> _Records about charts and figures_
━━━━━━━━━━━━━━━━━━━━━━━━━━━━━━

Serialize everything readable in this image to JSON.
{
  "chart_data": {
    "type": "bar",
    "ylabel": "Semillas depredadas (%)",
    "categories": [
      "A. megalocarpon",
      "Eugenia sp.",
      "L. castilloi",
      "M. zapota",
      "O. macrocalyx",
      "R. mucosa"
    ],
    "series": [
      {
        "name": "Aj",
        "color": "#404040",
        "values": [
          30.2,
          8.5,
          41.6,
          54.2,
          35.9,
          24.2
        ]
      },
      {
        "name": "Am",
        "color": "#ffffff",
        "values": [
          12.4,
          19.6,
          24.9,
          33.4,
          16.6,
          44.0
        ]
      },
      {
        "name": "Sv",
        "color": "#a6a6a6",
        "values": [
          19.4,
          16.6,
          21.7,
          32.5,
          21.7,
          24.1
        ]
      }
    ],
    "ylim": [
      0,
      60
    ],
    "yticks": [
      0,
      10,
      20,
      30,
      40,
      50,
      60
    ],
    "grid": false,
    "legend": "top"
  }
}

━━━━━━━━━━━━━━━━━━━━━━━━━━━━━━

> _Challenge_
From the listing above, copy out each line where the word "color" appears.

> _Written solution_
        "color": "#404040",
        "color": "#ffffff",
        "color": "#a6a6a6",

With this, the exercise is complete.